DATASET RECORDS ▸

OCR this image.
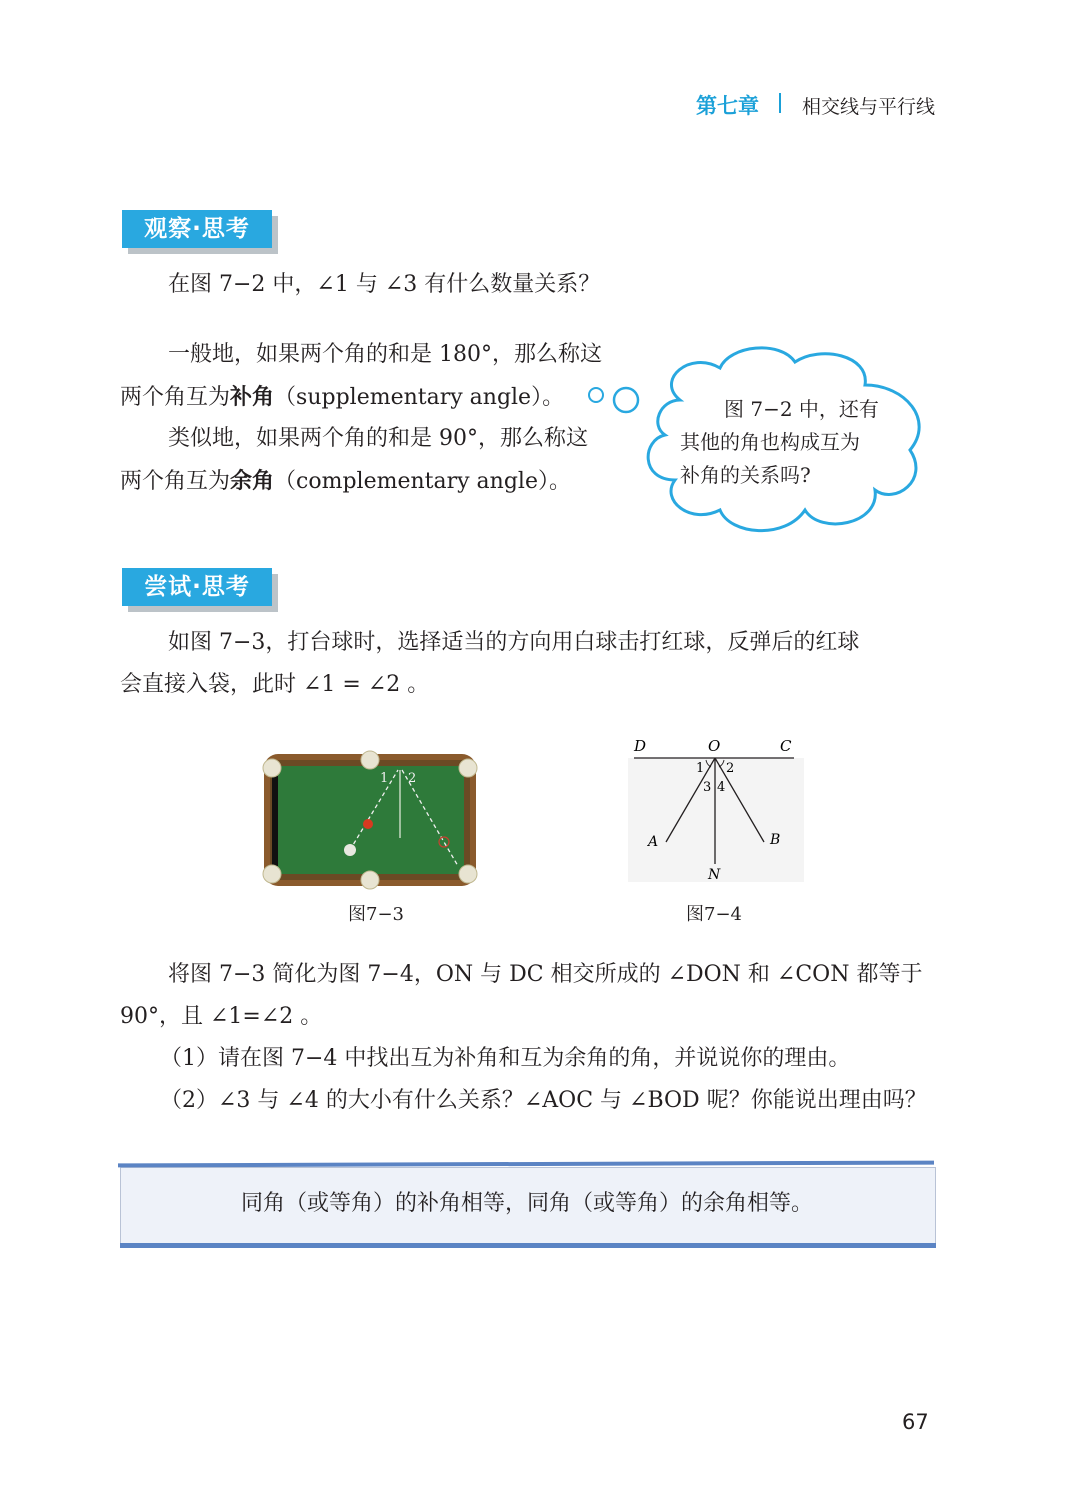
第七章 相交线与平行线
观察·思考
在图 7−2 中，∠1 与 ∠3 有什么数量关系？
一般地，如果两个角的和是 180°，那么称这
两个角互为补角（supplementary angle）。
类似地，如果两个角的和是 90°，那么称这
两个角互为余角（complementary angle）。
图 7−2 中，还有
其他的角也构成互为
补角的关系吗?
尝试·思考
如图 7−3，打台球时，选择适当的方向用白球击打红球，反弹后的红球
会直接入袋，此时 ∠1 = ∠2 。
1 2
图7−3
D	O	C
1 2
3 4
A	B
N
图7−4
将图 7−3 简化为图 7−4，ON 与 DC 相交所成的 ∠DON 和 ∠CON 都等于
90°，且 ∠1=∠2 。
（1）请在图 7−4 中找出互为补角和互为余角的角，并说说你的理由。
（2）∠3 与 ∠4 的大小有什么关系？∠AOC 与 ∠BOD 呢？你能说出理由吗？
同角（或等角）的补角相等，同角（或等角）的余角相等。
67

GIVEN EXERCISE ▸
Search the records for the word "如果两个角的和是" and copy every line where it occurs.

SOLUTION FOR THIS PROBLEM ▸
一般地，如果两个角的和是 180°，那么称这
类似地，如果两个角的和是 90°，那么称这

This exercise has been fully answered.